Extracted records
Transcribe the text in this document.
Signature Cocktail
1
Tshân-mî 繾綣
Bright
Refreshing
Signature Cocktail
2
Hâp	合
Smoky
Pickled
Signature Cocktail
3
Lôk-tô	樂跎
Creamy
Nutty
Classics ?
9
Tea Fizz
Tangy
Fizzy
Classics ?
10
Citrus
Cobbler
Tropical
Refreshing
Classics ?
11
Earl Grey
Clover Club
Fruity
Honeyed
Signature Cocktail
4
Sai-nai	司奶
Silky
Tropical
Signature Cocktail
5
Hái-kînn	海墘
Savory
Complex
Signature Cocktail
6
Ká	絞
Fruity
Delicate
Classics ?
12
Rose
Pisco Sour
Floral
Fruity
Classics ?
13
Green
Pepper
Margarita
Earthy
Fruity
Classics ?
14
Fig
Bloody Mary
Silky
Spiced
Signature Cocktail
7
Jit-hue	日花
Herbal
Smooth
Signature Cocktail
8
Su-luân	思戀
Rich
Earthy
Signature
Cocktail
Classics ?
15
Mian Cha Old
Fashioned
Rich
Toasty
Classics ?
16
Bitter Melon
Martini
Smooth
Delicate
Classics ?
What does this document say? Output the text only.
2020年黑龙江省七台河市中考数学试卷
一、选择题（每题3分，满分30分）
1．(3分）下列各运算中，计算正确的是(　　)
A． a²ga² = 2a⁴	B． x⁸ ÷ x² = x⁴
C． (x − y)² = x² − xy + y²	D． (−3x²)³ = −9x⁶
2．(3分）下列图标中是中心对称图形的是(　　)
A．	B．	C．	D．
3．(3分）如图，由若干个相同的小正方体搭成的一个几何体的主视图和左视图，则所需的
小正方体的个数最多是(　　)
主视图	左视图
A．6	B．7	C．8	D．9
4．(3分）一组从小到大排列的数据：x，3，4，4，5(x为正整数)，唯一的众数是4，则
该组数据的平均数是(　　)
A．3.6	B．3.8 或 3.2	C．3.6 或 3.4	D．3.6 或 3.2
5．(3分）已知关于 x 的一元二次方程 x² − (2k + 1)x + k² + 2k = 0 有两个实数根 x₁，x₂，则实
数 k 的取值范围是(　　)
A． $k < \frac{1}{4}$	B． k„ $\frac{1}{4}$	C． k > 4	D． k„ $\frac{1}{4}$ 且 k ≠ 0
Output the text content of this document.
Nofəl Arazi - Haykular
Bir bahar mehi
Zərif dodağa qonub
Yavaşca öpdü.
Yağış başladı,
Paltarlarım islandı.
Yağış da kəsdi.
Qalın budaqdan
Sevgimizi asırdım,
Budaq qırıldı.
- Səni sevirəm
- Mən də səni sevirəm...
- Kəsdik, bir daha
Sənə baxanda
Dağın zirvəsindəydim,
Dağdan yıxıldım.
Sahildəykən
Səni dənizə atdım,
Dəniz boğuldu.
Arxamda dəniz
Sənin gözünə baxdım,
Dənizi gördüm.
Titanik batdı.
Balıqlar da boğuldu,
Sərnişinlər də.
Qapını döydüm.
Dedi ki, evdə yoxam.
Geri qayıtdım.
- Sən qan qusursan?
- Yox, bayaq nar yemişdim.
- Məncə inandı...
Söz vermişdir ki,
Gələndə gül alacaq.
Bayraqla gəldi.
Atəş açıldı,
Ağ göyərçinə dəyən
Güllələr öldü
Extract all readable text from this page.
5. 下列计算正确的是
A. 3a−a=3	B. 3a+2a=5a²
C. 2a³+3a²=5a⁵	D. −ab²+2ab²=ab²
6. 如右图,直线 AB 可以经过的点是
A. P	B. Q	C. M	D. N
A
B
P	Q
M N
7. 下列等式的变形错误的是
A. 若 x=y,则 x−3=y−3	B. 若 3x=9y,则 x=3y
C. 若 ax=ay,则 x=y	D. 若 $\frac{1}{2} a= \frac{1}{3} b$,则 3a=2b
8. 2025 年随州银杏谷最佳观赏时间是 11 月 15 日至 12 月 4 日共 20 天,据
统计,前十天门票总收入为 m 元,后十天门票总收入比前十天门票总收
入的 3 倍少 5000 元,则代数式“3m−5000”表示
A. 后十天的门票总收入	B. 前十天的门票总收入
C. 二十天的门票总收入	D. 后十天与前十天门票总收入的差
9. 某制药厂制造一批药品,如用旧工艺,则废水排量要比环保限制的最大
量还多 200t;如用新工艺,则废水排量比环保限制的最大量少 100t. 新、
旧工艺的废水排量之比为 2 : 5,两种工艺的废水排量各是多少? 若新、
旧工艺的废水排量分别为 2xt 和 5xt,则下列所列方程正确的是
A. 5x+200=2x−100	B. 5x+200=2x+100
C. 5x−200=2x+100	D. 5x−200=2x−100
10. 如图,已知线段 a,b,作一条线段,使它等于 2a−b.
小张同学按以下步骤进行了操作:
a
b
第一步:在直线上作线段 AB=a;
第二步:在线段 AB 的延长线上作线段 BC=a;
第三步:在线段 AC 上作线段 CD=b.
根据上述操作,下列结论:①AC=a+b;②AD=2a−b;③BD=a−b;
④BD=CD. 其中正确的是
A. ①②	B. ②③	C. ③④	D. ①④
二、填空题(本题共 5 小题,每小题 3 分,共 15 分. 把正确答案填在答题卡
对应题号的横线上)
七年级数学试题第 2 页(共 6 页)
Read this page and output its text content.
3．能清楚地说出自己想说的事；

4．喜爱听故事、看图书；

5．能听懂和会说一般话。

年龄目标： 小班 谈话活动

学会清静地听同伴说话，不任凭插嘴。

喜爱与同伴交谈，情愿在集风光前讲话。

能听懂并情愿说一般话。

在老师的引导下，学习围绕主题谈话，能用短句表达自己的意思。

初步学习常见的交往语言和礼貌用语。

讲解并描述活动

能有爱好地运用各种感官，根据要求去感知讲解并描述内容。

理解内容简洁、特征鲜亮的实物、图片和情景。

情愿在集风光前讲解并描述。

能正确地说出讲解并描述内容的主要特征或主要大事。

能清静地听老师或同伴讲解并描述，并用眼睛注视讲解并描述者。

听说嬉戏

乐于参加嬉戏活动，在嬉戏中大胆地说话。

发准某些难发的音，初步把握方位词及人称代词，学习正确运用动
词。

- Set exercise
Starting from the line containing "Read this page and output its text content." and ending with the final line of the data, reproduce each line exactly as it appears, including no other lines.

- Answer in full
Read this page and output its text content.
3．能清楚地说出自己想说的事；

4．喜爱听故事、看图书；

5．能听懂和会说一般话。

年龄目标： 小班 谈话活动

学会清静地听同伴说话，不任凭插嘴。

喜爱与同伴交谈，情愿在集风光前讲话。

能听懂并情愿说一般话。

在老师的引导下，学习围绕主题谈话，能用短句表达自己的意思。

初步学习常见的交往语言和礼貌用语。

讲解并描述活动

能有爱好地运用各种感官，根据要求去感知讲解并描述内容。

理解内容简洁、特征鲜亮的实物、图片和情景。

情愿在集风光前讲解并描述。

能正确地说出讲解并描述内容的主要特征或主要大事。

能清静地听老师或同伴讲解并描述，并用眼睛注视讲解并描述者。

听说嬉戏

乐于参加嬉戏活动，在嬉戏中大胆地说话。

发准某些难发的音，初步把握方位词及人称代词，学习正确运用动
词。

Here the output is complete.